SHORT TASK = Copy word for word the line containing "Read all visible content and emit it as JSON." together with all lines following it to the end of the listing below, without the pictures.

══════

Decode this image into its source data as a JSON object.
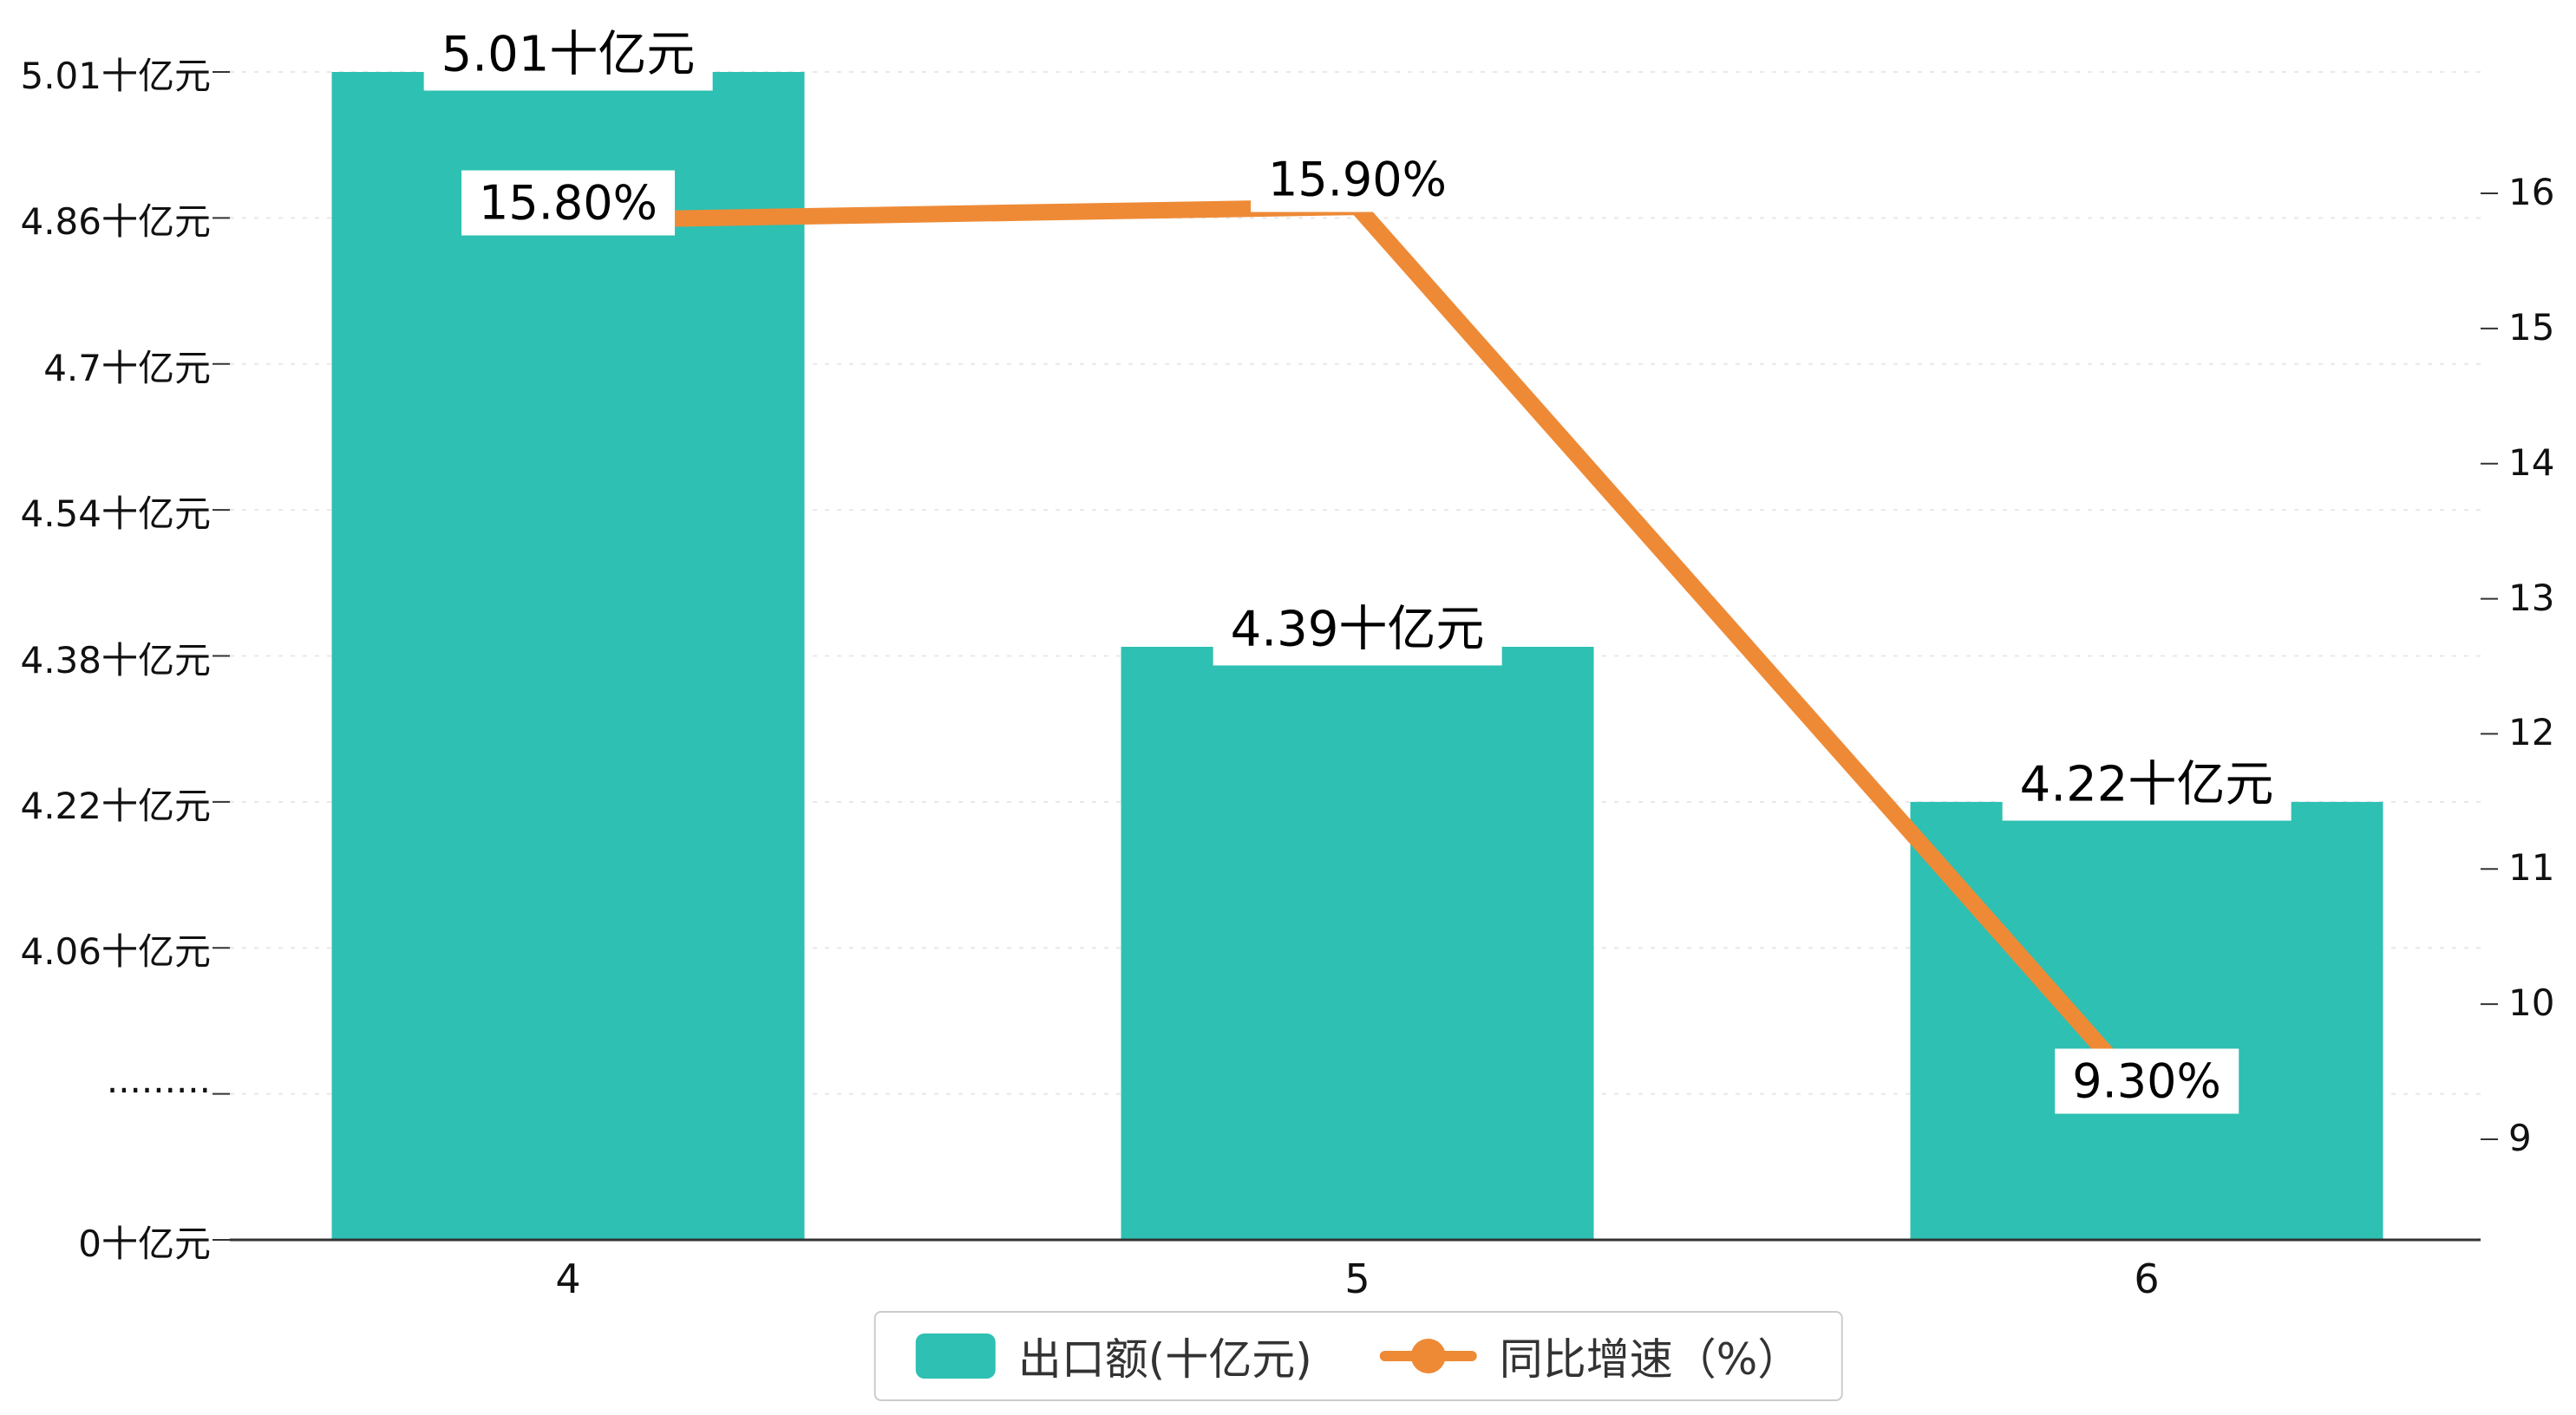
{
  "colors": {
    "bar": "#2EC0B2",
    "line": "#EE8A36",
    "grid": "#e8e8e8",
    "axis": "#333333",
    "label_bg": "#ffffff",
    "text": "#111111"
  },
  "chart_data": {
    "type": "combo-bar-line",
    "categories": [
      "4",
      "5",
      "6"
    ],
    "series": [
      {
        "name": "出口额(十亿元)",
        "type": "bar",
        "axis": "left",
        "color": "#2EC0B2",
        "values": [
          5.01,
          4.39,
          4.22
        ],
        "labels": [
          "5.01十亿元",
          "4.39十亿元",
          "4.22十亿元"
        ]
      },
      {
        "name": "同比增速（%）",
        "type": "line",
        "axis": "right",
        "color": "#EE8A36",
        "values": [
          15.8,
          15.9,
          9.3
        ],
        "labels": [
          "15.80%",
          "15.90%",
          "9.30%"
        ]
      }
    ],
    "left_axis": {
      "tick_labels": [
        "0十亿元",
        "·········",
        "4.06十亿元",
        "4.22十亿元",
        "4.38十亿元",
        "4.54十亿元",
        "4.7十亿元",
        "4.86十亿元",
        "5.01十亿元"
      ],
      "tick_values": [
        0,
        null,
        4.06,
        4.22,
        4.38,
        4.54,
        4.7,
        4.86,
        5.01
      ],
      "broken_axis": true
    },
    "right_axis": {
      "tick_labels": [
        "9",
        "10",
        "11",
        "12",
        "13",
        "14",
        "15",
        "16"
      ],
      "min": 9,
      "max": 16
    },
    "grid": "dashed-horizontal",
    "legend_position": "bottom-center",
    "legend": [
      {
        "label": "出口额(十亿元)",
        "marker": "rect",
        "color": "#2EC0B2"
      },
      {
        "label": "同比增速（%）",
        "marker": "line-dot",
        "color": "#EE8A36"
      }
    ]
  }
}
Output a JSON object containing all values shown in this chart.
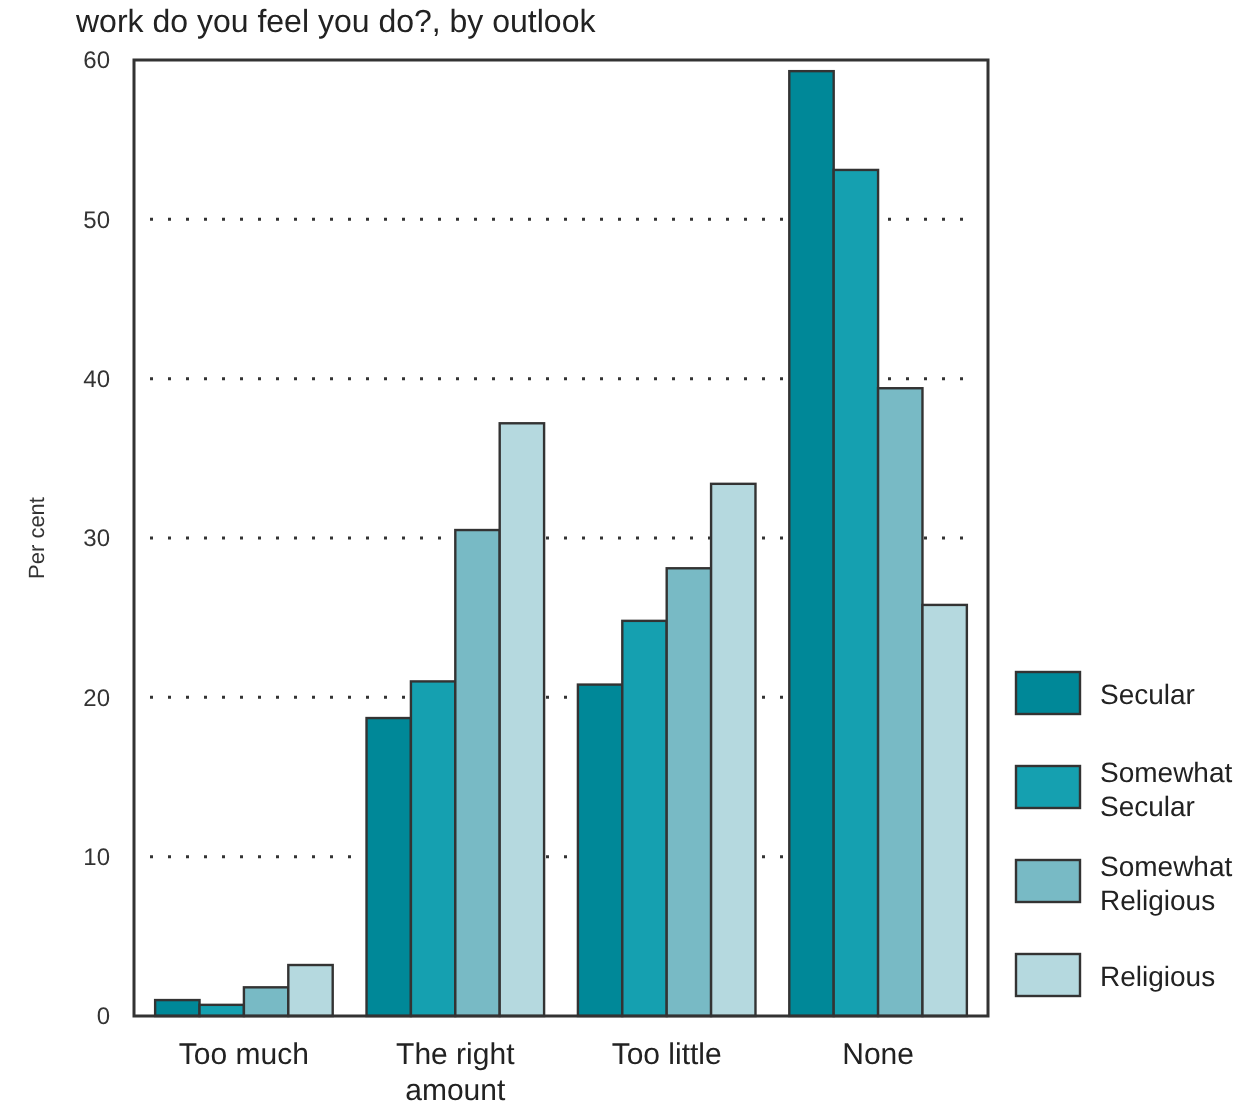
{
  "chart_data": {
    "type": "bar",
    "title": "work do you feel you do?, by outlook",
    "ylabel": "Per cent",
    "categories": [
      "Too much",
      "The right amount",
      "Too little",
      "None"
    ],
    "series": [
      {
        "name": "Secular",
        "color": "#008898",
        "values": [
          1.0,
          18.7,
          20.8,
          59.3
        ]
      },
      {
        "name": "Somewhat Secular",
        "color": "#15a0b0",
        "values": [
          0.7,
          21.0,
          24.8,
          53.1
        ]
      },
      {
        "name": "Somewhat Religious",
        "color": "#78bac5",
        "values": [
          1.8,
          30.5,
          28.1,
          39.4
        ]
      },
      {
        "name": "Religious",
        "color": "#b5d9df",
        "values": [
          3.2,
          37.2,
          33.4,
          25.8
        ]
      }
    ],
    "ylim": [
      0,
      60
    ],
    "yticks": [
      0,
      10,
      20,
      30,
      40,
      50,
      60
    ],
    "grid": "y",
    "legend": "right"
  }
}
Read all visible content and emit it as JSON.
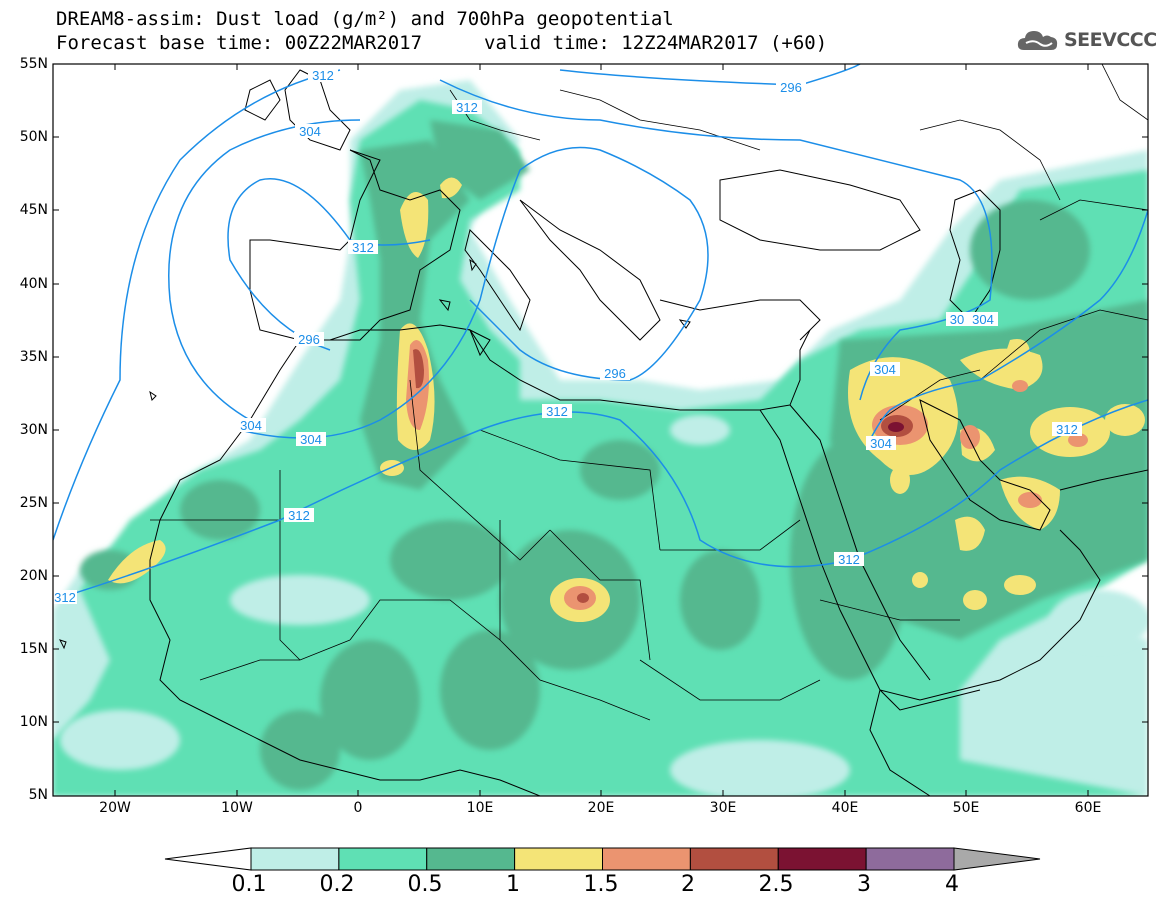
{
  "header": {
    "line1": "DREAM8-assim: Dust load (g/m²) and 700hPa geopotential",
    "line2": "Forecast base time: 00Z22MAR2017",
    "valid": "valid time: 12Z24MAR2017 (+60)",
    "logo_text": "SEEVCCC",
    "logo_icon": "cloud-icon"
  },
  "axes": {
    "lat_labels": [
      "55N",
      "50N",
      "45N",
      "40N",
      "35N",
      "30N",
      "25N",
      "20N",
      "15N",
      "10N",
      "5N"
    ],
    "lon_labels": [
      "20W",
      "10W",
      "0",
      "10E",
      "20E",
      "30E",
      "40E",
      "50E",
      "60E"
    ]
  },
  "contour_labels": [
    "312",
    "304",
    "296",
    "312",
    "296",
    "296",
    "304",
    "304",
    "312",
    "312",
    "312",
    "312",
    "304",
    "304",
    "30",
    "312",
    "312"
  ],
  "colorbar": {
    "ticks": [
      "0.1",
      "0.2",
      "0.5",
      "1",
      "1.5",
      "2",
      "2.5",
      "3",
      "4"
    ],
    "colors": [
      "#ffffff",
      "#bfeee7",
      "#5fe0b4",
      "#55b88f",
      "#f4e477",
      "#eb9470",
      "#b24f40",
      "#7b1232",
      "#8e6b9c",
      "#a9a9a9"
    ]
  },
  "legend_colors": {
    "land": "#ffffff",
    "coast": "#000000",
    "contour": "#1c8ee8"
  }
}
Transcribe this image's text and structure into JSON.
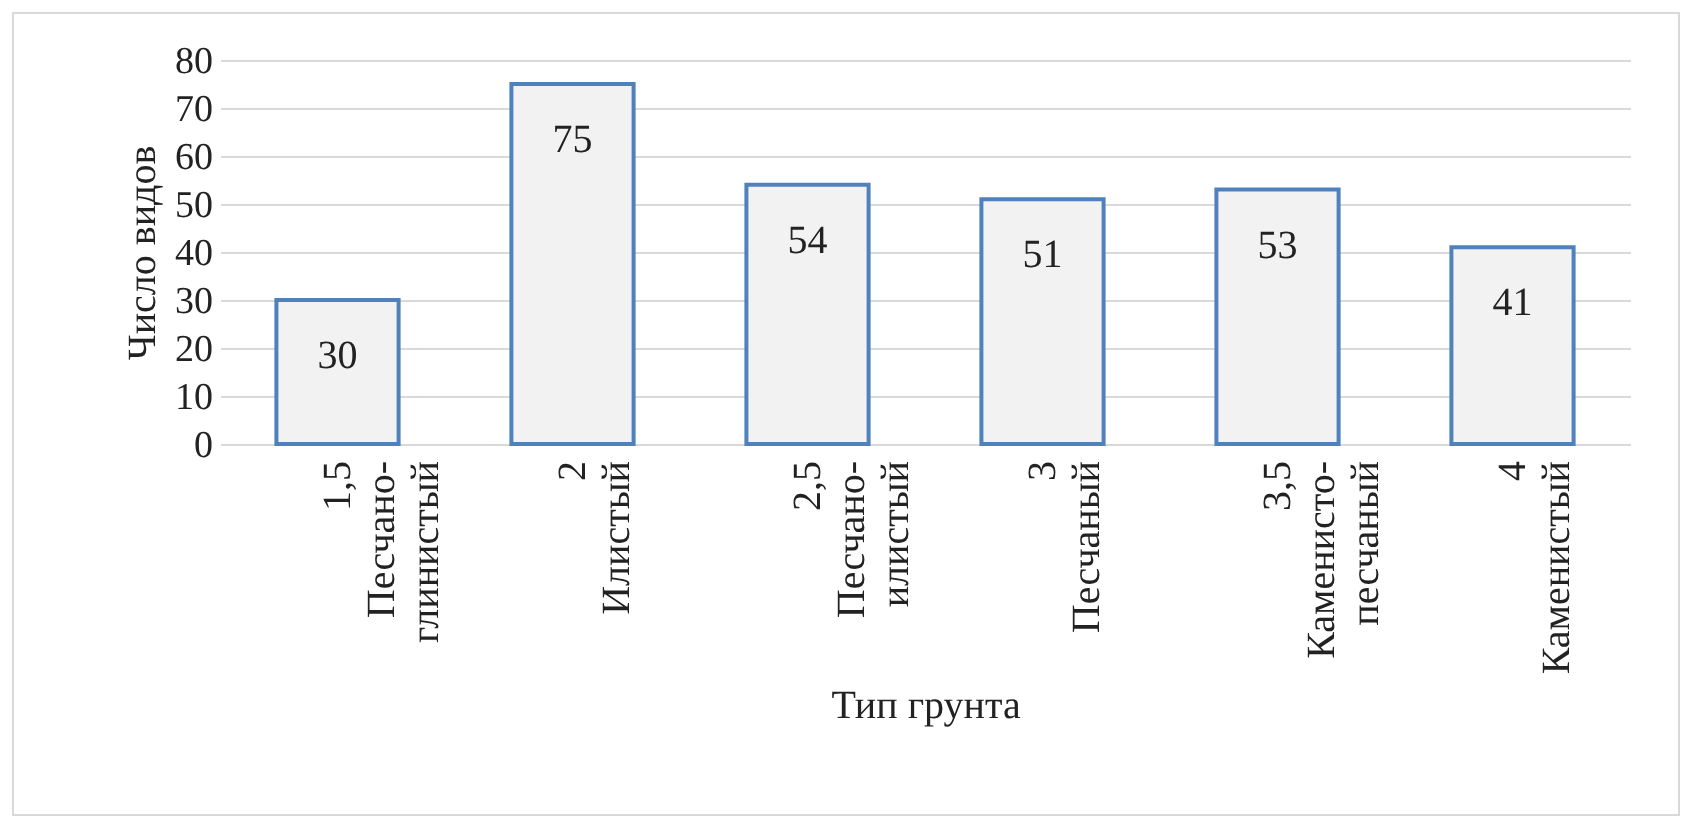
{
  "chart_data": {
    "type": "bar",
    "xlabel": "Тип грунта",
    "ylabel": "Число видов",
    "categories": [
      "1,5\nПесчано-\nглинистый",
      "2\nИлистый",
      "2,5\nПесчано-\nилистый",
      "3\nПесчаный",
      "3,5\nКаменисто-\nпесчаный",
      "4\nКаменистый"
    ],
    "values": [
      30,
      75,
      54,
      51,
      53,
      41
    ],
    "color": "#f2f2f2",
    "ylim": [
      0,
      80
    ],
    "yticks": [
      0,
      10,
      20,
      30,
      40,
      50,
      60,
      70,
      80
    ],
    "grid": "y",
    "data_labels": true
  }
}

══════

WRITTEN ANSWER =
Read all visible content and emit it as JSON.
{
  "header": {
    "line1": "DREAM8-assim: Dust load (g/m²) and 700hPa geopotential",
    "line2": "Forecast base time: 00Z22MAR2017",
    "valid": "valid time: 12Z24MAR2017 (+60)",
    "logo_text": "SEEVCCC",
    "logo_icon": "cloud-icon"
  },
  "axes": {
    "lat_labels": [
      "55N",
      "50N",
      "45N",
      "40N",
      "35N",
      "30N",
      "25N",
      "20N",
      "15N",
      "10N",
      "5N"
    ],
    "lon_labels": [
      "20W",
      "10W",
      "0",
      "10E",
      "20E",
      "30E",
      "40E",
      "50E",
      "60E"
    ]
  },
  "contour_labels": [
    "312",
    "304",
    "296",
    "312",
    "296",
    "296",
    "304",
    "304",
    "312",
    "312",
    "312",
    "312",
    "304",
    "304",
    "30",
    "312",
    "312"
  ],
  "colorbar": {
    "ticks": [
      "0.1",
      "0.2",
      "0.5",
      "1",
      "1.5",
      "2",
      "2.5",
      "3",
      "4"
    ],
    "colors": [
      "#ffffff",
      "#bfeee7",
      "#5fe0b4",
      "#55b88f",
      "#f4e477",
      "#eb9470",
      "#b24f40",
      "#7b1232",
      "#8e6b9c",
      "#a9a9a9"
    ]
  },
  "legend_colors": {
    "land": "#ffffff",
    "coast": "#000000",
    "contour": "#1c8ee8"
  }
}
Transcribe this image's text and structure into JSON.
{
  "chart_data": {
    "type": "bar",
    "xlabel": "Тип грунта",
    "ylabel": "Число видов",
    "categories": [
      "1,5\nПесчано-\nглинистый",
      "2\nИлистый",
      "2,5\nПесчано-\nилистый",
      "3\nПесчаный",
      "3,5\nКаменисто-\nпесчаный",
      "4\nКаменистый"
    ],
    "values": [
      30,
      75,
      54,
      51,
      53,
      41
    ],
    "color": "#f2f2f2",
    "ylim": [
      0,
      80
    ],
    "yticks": [
      0,
      10,
      20,
      30,
      40,
      50,
      60,
      70,
      80
    ],
    "grid": "y",
    "data_labels": true
  }
}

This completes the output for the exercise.